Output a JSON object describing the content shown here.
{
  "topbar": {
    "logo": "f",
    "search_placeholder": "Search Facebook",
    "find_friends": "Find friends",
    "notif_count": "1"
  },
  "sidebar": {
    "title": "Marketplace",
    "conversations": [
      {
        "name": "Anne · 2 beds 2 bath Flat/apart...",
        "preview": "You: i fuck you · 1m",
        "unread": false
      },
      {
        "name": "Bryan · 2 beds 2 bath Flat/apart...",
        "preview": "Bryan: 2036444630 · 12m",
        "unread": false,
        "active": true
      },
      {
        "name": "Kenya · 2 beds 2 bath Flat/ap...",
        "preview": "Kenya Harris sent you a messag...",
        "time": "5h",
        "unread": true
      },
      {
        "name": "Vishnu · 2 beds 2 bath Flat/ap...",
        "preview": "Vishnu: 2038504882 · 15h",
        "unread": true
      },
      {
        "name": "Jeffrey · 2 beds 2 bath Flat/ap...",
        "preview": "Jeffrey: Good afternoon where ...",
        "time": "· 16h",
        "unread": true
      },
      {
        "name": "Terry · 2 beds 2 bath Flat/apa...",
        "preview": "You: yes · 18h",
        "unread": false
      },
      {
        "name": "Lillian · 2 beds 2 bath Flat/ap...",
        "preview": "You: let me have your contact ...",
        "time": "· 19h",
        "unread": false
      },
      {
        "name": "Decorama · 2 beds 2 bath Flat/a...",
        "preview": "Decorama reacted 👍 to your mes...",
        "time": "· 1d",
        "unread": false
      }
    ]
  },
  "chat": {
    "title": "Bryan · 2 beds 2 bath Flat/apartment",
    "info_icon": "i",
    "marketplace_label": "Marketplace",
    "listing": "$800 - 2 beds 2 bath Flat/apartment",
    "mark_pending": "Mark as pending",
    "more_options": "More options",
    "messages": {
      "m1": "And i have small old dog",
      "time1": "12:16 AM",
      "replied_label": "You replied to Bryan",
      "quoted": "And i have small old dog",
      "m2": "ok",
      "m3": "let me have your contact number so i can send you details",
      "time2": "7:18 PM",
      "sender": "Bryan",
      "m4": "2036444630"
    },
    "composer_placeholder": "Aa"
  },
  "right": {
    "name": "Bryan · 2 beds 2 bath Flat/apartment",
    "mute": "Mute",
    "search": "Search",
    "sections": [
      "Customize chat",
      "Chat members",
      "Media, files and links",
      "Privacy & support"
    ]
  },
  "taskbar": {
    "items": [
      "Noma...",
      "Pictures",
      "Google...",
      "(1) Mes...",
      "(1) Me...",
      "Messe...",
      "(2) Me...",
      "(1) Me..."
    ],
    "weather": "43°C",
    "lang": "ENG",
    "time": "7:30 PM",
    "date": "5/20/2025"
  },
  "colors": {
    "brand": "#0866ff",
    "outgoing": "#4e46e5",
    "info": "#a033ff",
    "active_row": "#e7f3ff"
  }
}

################

(Written instruction): Look through the material above. Copy each line where the word "small" appears.

(Output of the exercise):
      "m1": "And i have small old dog",
      "quoted": "And i have small old dog",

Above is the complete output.